## Goal
Identify each line containing the word "screenshot" and copy it.

Dataset excerpts

+++

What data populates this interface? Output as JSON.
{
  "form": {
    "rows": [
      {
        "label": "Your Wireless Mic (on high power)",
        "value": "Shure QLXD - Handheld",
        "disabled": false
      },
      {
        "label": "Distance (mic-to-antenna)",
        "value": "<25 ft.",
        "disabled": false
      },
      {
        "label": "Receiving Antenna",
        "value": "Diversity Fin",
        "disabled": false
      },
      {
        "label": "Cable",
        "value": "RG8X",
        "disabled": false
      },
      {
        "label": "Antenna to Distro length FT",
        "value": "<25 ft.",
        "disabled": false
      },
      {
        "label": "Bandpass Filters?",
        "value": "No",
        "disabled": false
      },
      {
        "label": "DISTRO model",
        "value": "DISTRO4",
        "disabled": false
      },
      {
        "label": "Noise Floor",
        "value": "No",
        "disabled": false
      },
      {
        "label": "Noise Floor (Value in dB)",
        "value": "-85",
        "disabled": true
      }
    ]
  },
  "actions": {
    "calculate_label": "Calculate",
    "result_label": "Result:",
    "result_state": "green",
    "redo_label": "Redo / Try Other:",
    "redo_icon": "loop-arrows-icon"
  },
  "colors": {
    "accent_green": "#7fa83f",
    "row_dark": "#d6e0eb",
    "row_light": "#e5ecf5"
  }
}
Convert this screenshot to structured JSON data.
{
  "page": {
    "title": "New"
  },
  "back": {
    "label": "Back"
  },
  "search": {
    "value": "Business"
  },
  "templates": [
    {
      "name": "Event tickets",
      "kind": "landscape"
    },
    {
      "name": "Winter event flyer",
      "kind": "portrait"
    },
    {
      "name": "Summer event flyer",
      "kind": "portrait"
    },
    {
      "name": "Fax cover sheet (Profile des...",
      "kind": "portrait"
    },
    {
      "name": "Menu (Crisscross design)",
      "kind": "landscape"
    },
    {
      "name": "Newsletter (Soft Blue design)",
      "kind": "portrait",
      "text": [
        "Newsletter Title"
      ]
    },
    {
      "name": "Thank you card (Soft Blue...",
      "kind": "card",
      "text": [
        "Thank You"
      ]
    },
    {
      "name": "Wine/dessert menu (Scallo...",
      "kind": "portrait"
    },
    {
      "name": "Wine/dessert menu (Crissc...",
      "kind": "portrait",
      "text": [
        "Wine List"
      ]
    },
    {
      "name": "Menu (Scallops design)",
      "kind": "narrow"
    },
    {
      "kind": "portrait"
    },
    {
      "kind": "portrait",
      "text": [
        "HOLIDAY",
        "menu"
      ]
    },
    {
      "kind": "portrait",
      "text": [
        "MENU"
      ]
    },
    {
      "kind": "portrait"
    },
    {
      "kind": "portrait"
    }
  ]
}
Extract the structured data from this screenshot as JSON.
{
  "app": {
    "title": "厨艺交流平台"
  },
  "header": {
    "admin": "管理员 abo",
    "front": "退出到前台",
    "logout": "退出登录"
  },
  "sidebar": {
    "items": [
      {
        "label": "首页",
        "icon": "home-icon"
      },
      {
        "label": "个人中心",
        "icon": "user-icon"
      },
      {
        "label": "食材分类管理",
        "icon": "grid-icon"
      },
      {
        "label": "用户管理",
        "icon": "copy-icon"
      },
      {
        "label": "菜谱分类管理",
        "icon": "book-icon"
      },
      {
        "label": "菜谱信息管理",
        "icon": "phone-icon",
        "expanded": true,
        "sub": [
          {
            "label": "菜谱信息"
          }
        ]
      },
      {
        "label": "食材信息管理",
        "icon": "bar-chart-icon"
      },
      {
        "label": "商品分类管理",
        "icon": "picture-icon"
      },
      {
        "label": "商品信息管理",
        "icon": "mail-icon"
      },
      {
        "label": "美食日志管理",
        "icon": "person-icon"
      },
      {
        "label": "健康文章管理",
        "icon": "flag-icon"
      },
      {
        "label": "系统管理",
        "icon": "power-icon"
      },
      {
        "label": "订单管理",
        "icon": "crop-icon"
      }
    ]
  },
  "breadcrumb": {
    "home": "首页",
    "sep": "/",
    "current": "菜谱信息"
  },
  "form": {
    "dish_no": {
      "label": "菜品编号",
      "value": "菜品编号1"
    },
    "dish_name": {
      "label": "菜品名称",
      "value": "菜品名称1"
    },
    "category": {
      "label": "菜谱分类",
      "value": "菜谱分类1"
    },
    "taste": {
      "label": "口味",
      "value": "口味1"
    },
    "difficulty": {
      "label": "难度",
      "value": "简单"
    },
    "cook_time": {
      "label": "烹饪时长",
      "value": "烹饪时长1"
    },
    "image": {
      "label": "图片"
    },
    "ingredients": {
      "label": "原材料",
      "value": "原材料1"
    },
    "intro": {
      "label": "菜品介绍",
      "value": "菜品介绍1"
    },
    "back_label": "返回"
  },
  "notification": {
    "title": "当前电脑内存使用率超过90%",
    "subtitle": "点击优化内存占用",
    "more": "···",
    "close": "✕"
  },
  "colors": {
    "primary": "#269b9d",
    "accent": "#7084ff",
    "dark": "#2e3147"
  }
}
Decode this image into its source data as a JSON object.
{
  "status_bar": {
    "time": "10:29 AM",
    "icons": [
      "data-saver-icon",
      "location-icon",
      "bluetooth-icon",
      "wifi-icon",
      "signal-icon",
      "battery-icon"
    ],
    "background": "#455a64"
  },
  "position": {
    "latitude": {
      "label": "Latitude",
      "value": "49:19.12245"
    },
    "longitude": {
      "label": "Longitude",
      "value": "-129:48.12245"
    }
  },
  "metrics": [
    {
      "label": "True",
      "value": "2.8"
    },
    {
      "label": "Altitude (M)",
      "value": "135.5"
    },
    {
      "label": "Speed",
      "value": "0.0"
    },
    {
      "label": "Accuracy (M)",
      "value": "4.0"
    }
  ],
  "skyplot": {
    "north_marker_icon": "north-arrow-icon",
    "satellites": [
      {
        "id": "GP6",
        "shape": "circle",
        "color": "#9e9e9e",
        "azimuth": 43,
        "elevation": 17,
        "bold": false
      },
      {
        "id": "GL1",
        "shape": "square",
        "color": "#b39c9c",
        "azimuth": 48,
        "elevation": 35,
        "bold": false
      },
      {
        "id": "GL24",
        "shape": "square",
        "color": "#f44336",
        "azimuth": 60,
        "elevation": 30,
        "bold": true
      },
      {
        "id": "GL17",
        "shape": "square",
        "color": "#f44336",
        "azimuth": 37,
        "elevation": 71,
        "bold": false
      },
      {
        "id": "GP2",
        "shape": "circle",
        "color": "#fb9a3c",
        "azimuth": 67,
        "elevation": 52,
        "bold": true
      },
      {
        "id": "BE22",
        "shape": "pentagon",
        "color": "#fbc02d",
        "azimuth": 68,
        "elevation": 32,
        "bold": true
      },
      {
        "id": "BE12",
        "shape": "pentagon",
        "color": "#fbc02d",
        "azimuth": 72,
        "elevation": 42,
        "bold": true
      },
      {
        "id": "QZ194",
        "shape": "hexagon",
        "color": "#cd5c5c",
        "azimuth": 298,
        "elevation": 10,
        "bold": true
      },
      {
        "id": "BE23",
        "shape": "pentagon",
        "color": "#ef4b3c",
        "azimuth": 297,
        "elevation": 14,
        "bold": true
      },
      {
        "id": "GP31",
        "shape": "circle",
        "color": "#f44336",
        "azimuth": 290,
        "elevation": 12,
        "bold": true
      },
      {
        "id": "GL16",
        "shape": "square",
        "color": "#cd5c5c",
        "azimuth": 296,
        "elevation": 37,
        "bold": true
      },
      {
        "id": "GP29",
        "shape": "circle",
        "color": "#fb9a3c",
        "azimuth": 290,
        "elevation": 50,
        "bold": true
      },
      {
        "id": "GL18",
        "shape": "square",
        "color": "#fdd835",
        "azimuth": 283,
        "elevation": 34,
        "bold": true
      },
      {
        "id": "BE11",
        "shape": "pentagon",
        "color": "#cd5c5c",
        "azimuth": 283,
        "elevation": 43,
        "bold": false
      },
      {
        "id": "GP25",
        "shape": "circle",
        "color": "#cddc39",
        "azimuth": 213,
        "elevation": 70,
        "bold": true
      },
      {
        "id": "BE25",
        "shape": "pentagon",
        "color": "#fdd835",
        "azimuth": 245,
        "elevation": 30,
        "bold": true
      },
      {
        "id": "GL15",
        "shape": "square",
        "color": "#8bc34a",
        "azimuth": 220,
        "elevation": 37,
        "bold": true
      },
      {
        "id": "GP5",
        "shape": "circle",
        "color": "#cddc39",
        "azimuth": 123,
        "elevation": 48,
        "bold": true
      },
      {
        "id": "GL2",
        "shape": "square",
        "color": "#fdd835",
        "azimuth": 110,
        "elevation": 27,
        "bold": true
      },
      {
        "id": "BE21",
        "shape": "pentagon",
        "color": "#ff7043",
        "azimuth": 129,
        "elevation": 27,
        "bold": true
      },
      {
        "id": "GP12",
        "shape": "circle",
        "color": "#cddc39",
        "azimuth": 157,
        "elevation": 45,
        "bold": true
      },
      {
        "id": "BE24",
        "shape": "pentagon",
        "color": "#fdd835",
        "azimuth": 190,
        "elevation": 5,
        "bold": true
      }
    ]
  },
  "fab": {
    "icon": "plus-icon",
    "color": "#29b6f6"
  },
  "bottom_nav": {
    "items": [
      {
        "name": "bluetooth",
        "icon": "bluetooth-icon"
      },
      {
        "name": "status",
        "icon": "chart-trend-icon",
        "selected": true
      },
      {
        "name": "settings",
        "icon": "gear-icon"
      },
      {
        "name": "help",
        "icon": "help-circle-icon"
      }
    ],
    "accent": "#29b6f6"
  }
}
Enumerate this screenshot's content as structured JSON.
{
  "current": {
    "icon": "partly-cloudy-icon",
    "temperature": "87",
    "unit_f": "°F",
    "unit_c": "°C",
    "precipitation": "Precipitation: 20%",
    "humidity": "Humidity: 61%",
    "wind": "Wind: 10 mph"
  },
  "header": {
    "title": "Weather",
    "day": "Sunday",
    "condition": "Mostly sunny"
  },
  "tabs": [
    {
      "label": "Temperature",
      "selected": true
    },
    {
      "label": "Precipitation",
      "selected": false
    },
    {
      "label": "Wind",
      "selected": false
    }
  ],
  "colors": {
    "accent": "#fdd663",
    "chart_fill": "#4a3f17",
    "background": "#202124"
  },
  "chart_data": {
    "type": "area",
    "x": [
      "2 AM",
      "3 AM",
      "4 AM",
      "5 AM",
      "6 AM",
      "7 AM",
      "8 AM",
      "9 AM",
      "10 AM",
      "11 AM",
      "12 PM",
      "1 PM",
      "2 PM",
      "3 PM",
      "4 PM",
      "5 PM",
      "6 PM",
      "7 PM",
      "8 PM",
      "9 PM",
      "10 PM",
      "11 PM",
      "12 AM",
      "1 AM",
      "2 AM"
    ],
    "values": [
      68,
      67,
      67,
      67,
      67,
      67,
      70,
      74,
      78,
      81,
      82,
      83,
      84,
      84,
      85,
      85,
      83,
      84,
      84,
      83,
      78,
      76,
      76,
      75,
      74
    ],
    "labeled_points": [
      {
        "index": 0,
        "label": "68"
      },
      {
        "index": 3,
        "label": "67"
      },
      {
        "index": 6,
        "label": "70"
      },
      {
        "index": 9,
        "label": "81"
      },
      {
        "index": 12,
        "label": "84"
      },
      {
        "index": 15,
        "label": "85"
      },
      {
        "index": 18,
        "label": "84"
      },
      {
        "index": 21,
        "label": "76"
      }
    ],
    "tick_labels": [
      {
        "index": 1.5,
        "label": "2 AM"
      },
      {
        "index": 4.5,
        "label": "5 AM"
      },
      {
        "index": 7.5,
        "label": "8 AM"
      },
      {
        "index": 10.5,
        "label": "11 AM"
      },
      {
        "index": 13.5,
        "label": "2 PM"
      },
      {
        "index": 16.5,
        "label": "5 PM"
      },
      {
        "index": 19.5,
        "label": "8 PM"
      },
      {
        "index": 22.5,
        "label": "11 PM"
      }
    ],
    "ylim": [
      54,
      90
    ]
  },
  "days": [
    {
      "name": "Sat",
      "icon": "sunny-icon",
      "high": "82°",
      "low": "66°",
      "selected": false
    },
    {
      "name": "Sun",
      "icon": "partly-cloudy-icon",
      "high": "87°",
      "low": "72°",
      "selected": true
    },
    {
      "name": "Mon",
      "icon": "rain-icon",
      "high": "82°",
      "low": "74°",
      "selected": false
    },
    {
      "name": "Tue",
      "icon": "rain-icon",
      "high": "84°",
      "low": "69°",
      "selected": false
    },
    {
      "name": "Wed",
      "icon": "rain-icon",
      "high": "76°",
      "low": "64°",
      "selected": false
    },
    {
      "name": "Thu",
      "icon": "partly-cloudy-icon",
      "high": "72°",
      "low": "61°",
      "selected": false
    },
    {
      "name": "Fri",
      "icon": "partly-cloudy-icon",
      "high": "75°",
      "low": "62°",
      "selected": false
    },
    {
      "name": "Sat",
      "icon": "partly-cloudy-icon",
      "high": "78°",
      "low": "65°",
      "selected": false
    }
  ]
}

+++

## Completed task
Convert this screenshot to structured JSON data.
Extract the structured data from this screenshot as JSON.
Enumerate this screenshot's content as structured JSON.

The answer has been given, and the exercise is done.